**TASK OBJECTIVE**
In the records below, find each line containing the word "Jahre" and copy it.

— Begin —

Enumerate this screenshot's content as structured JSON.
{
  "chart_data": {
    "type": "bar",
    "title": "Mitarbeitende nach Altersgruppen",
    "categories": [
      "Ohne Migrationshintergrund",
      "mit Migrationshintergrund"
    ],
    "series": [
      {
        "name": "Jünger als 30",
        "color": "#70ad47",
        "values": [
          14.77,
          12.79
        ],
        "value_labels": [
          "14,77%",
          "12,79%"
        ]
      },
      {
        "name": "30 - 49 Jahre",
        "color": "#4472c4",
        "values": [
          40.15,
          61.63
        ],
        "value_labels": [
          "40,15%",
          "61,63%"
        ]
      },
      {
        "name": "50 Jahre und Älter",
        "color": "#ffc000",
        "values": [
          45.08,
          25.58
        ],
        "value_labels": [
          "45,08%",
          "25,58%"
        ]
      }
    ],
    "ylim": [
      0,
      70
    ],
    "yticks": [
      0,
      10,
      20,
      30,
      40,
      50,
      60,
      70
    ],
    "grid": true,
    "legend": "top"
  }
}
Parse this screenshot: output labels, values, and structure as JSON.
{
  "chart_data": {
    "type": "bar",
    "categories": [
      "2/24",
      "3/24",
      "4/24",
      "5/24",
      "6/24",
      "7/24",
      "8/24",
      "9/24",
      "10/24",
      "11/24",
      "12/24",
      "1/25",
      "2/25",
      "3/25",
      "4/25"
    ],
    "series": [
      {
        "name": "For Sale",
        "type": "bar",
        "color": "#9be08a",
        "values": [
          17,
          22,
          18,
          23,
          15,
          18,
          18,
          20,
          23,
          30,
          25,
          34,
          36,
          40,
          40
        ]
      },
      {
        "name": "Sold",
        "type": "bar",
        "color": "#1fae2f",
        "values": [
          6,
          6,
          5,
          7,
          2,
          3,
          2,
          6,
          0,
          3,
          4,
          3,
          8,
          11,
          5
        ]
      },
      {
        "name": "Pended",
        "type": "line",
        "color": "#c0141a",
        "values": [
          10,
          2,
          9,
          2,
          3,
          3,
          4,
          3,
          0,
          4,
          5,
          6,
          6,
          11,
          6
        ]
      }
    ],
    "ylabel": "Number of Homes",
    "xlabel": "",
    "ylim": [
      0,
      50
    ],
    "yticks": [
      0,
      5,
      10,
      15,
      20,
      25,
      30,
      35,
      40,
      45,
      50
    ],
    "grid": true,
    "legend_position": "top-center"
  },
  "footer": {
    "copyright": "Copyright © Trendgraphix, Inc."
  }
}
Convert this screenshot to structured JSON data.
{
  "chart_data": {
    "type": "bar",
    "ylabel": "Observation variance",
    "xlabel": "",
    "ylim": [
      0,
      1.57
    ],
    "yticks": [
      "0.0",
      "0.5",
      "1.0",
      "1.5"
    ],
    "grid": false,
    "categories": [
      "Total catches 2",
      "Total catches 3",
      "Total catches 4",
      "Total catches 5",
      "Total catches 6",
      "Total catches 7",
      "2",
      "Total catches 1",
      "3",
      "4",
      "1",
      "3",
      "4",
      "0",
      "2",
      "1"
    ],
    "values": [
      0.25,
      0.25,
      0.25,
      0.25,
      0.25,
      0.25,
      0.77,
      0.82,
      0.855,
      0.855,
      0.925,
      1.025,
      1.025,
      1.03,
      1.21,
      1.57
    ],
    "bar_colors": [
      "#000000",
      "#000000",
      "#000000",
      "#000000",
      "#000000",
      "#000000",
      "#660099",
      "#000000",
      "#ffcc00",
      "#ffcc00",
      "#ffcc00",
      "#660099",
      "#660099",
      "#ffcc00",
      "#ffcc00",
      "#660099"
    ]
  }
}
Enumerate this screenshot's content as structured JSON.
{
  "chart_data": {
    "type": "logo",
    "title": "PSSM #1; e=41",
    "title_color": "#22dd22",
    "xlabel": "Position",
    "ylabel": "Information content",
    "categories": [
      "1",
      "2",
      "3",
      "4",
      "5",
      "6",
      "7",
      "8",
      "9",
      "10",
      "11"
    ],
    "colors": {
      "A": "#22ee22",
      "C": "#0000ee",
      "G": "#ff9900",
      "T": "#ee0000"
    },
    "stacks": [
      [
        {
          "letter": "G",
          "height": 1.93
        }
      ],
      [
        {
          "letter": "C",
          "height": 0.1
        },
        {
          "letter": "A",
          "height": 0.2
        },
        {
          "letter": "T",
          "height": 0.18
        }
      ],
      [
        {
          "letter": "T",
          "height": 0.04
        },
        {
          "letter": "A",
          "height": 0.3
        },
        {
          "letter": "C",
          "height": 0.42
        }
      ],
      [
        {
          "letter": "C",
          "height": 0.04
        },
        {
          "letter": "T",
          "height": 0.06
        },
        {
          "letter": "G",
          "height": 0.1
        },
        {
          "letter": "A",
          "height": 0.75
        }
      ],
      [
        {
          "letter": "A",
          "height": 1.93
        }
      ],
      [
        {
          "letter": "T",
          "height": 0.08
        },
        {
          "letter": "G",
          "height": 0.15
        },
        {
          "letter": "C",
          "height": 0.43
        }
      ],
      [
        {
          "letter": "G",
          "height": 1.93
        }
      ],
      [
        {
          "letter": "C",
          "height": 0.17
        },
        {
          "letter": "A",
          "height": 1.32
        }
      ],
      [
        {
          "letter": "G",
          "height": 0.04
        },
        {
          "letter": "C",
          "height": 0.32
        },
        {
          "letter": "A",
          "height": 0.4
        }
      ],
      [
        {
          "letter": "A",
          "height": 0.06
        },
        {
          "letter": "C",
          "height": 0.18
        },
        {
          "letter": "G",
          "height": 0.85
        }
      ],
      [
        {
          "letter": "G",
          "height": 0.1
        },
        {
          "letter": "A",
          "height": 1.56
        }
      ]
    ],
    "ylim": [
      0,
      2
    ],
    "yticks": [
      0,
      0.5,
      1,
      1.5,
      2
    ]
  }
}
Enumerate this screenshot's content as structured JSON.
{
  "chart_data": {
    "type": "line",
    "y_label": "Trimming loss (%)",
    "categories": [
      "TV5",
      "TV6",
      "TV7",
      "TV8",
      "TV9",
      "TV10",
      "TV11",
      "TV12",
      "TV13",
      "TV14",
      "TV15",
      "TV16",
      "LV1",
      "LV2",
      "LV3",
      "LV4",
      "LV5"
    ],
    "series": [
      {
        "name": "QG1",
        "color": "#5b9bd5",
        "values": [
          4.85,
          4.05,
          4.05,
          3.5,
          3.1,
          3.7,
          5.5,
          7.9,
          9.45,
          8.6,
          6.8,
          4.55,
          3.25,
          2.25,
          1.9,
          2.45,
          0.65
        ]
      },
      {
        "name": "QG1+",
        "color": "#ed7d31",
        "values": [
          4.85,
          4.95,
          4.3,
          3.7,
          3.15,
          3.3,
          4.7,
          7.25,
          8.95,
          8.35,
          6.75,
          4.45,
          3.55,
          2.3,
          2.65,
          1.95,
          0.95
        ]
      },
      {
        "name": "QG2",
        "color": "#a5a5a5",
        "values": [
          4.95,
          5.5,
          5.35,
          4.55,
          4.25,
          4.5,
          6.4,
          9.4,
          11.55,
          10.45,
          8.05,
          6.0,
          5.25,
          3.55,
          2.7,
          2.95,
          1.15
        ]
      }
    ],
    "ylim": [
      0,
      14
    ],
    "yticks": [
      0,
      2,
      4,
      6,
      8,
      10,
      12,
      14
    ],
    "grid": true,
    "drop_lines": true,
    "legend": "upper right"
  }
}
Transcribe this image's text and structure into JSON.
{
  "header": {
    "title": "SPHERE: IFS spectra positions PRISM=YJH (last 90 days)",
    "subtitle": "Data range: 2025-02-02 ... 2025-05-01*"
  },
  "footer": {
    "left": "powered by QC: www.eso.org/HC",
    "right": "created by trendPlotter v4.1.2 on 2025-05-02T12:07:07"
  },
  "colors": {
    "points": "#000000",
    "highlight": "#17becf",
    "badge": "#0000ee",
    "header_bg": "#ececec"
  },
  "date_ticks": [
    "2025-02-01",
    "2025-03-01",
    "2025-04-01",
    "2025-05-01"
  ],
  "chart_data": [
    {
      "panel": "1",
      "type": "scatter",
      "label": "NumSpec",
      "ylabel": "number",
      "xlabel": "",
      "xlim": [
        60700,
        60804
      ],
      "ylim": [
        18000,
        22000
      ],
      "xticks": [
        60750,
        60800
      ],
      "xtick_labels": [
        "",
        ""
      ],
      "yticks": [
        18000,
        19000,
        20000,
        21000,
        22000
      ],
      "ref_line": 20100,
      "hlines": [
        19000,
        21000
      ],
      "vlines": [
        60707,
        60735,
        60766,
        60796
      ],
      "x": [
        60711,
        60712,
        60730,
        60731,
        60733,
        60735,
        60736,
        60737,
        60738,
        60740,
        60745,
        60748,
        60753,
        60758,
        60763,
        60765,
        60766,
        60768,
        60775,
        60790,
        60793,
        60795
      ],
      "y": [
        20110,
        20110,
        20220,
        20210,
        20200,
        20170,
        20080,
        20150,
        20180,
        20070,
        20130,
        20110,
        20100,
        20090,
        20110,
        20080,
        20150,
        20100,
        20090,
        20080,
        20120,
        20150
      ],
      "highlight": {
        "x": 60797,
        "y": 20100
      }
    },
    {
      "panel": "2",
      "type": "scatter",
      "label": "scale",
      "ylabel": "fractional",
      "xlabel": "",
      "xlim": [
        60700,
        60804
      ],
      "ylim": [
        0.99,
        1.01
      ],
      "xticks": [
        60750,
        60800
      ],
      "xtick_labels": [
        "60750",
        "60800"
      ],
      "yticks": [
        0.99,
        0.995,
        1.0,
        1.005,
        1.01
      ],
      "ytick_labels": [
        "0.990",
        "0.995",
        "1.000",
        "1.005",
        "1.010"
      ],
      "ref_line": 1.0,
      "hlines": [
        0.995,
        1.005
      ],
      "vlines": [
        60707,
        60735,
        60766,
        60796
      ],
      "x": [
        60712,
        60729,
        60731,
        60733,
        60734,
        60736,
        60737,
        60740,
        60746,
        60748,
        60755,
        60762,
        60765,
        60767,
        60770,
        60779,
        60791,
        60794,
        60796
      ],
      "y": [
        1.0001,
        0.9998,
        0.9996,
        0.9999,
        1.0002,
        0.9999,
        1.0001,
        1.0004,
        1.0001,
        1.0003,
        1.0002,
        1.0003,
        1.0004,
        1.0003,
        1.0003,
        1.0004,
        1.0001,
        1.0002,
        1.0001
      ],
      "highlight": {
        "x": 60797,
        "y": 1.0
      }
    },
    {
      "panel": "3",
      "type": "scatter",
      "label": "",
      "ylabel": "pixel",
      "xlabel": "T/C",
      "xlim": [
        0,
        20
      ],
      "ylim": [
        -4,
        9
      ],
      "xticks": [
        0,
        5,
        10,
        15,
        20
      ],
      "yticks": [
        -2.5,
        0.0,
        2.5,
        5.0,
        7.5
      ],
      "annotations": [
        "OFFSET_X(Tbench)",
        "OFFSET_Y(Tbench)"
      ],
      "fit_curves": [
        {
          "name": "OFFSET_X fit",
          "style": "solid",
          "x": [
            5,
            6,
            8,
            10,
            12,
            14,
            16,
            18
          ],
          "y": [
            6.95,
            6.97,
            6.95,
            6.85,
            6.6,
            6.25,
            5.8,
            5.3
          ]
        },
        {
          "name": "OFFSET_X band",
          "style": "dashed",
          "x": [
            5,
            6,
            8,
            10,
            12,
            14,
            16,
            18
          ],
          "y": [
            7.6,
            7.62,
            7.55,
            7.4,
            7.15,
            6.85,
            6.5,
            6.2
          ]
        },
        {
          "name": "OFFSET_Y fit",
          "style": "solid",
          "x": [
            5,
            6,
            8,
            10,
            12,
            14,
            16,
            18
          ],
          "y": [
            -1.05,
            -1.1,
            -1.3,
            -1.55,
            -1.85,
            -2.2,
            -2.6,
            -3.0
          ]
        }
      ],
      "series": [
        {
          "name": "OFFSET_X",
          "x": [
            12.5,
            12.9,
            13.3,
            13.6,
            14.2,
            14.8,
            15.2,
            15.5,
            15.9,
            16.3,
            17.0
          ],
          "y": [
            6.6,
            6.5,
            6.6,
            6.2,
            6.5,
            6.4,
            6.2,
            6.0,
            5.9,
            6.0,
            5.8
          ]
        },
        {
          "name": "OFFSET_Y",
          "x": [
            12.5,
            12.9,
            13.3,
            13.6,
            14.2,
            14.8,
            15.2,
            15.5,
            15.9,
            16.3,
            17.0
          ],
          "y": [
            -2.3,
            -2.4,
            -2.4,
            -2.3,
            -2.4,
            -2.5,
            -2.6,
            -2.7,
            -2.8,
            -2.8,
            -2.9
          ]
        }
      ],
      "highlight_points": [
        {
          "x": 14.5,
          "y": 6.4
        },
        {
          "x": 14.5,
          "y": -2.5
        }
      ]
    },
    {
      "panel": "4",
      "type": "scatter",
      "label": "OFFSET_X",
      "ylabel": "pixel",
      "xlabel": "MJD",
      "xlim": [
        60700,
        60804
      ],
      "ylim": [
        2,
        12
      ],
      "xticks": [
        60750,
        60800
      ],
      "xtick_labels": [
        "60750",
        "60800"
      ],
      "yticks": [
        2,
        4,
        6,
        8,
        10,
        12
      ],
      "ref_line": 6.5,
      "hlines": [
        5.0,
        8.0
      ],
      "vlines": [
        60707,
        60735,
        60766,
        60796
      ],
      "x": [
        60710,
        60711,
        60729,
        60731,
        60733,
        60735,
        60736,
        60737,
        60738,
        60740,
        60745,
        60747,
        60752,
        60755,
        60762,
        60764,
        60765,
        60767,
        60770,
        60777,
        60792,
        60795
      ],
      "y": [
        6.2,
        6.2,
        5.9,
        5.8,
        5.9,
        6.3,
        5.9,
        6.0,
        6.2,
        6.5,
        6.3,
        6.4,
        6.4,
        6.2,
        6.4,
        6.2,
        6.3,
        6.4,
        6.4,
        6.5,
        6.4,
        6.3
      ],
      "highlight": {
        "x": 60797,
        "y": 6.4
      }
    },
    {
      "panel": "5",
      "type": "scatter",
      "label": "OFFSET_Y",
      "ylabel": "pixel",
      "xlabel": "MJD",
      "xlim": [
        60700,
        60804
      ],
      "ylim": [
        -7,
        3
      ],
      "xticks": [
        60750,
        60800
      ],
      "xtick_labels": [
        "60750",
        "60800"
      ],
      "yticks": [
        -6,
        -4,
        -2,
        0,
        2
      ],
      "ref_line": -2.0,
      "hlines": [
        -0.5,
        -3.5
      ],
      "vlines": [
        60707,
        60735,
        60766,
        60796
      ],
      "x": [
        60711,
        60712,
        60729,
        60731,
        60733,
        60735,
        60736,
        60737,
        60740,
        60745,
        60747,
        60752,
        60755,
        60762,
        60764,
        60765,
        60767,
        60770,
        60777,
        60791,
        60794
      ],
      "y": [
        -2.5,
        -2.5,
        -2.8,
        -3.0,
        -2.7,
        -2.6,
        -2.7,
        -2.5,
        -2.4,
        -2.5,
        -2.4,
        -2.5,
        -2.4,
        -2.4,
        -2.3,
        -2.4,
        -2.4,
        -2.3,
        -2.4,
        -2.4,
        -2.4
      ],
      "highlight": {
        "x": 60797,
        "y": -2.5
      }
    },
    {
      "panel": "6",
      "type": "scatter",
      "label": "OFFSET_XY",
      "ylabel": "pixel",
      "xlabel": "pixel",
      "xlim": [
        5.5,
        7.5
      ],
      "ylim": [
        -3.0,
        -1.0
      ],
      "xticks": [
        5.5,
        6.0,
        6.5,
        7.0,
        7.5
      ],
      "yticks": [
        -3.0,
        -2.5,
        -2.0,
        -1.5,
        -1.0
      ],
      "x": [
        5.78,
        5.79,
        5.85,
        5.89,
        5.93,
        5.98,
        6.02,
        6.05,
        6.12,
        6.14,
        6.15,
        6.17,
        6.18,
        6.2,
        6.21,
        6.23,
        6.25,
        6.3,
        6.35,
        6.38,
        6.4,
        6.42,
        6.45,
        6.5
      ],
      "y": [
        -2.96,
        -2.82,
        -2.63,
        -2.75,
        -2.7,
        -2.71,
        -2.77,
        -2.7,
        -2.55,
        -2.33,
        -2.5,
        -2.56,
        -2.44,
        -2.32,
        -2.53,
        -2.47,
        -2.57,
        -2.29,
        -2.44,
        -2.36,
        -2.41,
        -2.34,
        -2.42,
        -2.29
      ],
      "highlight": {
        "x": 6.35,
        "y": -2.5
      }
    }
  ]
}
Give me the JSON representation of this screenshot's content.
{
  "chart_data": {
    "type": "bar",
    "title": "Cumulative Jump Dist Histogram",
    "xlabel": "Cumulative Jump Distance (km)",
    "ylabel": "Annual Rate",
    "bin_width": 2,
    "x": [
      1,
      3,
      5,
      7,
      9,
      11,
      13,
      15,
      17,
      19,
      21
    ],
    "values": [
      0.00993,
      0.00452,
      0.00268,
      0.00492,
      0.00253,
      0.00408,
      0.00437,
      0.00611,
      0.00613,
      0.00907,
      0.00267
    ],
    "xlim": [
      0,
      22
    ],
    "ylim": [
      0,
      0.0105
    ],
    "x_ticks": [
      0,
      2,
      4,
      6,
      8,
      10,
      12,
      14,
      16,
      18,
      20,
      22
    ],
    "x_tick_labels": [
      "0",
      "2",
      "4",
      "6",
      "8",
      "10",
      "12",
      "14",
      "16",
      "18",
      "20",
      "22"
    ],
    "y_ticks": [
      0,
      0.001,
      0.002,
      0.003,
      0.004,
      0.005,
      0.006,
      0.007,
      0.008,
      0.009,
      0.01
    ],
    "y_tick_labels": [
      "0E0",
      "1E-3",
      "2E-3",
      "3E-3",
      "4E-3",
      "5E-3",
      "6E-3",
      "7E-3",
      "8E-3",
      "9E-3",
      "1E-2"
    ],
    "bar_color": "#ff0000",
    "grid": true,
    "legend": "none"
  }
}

— End —

**COMPLETE RESPONSE**
        "name": "30 - 49 Jahre",
        "name": "50 Jahre und Älter",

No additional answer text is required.